** Start **

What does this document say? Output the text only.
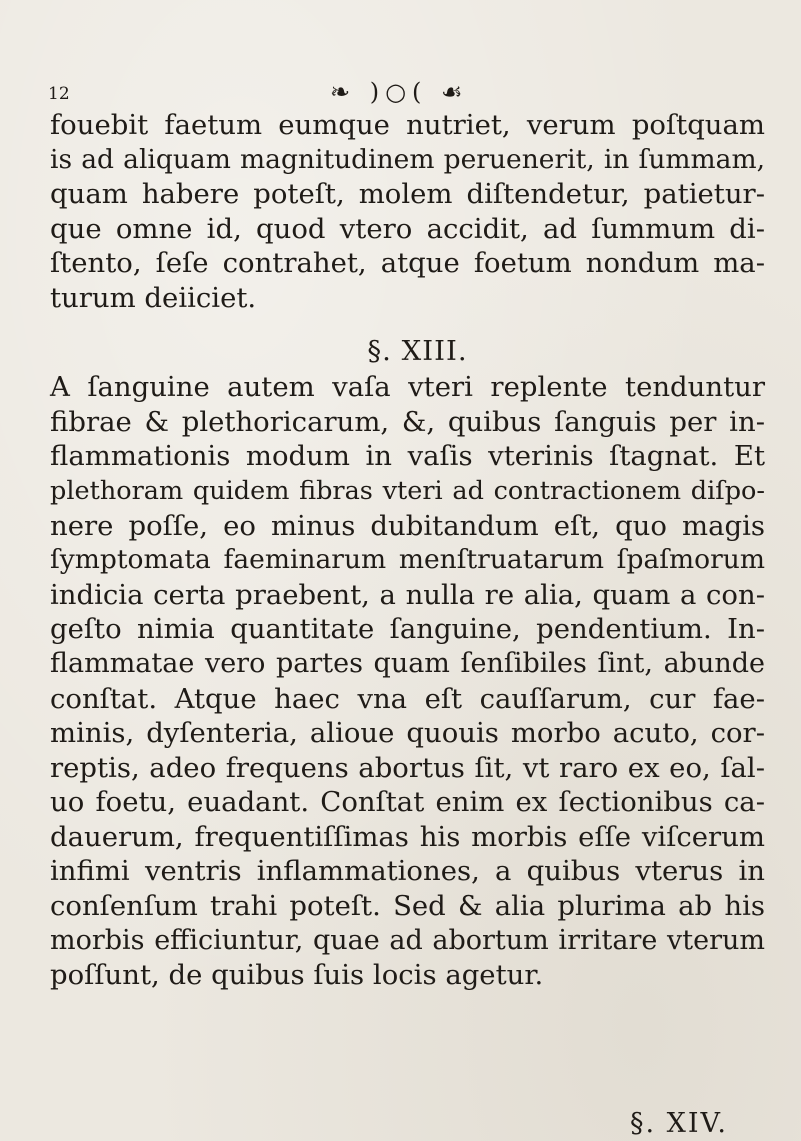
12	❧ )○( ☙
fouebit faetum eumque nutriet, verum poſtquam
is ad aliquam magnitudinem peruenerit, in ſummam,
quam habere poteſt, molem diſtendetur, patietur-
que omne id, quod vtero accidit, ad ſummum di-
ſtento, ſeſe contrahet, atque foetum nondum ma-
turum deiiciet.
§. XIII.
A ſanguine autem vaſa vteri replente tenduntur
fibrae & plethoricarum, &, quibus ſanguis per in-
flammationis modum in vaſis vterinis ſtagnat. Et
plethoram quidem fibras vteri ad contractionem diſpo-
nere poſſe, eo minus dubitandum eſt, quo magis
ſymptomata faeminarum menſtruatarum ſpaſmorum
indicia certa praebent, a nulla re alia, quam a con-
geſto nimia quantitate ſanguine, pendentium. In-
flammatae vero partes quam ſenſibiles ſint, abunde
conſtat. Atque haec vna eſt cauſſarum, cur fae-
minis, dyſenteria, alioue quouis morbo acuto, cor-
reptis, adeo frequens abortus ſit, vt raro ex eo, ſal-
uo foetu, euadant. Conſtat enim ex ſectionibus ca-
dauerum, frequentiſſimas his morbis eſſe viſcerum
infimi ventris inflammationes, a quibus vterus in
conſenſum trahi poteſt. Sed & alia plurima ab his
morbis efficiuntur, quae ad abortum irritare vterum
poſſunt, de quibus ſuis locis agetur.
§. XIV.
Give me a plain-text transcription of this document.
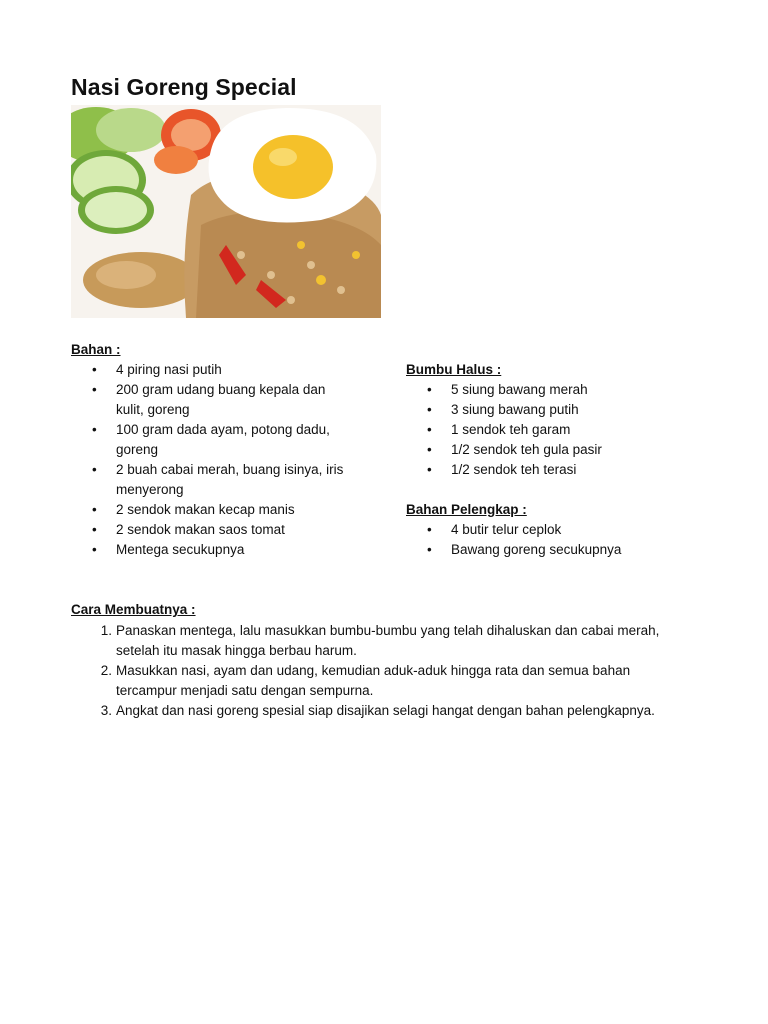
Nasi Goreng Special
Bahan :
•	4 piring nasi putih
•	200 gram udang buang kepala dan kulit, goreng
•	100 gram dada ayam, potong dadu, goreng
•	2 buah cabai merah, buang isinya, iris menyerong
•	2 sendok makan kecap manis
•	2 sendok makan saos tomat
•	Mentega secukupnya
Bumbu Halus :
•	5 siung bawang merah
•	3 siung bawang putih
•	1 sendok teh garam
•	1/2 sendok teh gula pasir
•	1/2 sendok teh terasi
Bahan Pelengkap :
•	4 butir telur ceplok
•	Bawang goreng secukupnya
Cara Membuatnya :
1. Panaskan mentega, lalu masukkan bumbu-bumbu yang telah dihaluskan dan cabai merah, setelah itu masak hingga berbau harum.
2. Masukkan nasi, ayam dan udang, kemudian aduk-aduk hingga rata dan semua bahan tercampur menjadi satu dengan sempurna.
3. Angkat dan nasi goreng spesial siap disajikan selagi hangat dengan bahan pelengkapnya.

** End **

**EXERCISE DESCRIPTION**.
All of the records above must be copied exactly, except for the pictures.

**CORRECT RESPONSE**.
What does this document say? Output the text only.
12	❧ )○( ☙
fouebit faetum eumque nutriet, verum poſtquam
is ad aliquam magnitudinem peruenerit, in ſummam,
quam habere poteſt, molem diſtendetur, patietur-
que omne id, quod vtero accidit, ad ſummum di-
ſtento, ſeſe contrahet, atque foetum nondum ma-
turum deiiciet.
§. XIII.
A ſanguine autem vaſa vteri replente tenduntur
fibrae & plethoricarum, &, quibus ſanguis per in-
flammationis modum in vaſis vterinis ſtagnat. Et
plethoram quidem fibras vteri ad contractionem diſpo-
nere poſſe, eo minus dubitandum eſt, quo magis
ſymptomata faeminarum menſtruatarum ſpaſmorum
indicia certa praebent, a nulla re alia, quam a con-
geſto nimia quantitate ſanguine, pendentium. In-
flammatae vero partes quam ſenſibiles ſint, abunde
conſtat. Atque haec vna eſt cauſſarum, cur fae-
minis, dyſenteria, alioue quouis morbo acuto, cor-
reptis, adeo frequens abortus ſit, vt raro ex eo, ſal-
uo foetu, euadant. Conſtat enim ex ſectionibus ca-
dauerum, frequentiſſimas his morbis eſſe viſcerum
infimi ventris inflammationes, a quibus vterus in
conſenſum trahi poteſt. Sed & alia plurima ab his
morbis efficiuntur, quae ad abortum irritare vterum
poſſunt, de quibus ſuis locis agetur.
§. XIV.
Give me a plain-text transcription of this document.
Nasi Goreng Special
Bahan :
•	4 piring nasi putih
•	200 gram udang buang kepala dan kulit, goreng
•	100 gram dada ayam, potong dadu, goreng
•	2 buah cabai merah, buang isinya, iris menyerong
•	2 sendok makan kecap manis
•	2 sendok makan saos tomat
•	Mentega secukupnya
Bumbu Halus :
•	5 siung bawang merah
•	3 siung bawang putih
•	1 sendok teh garam
•	1/2 sendok teh gula pasir
•	1/2 sendok teh terasi
Bahan Pelengkap :
•	4 butir telur ceplok
•	Bawang goreng secukupnya
Cara Membuatnya :
1. Panaskan mentega, lalu masukkan bumbu-bumbu yang telah dihaluskan dan cabai merah, setelah itu masak hingga berbau harum.
2. Masukkan nasi, ayam dan udang, kemudian aduk-aduk hingga rata dan semua bahan tercampur menjadi satu dengan sempurna.
3. Angkat dan nasi goreng spesial siap disajikan selagi hangat dengan bahan pelengkapnya.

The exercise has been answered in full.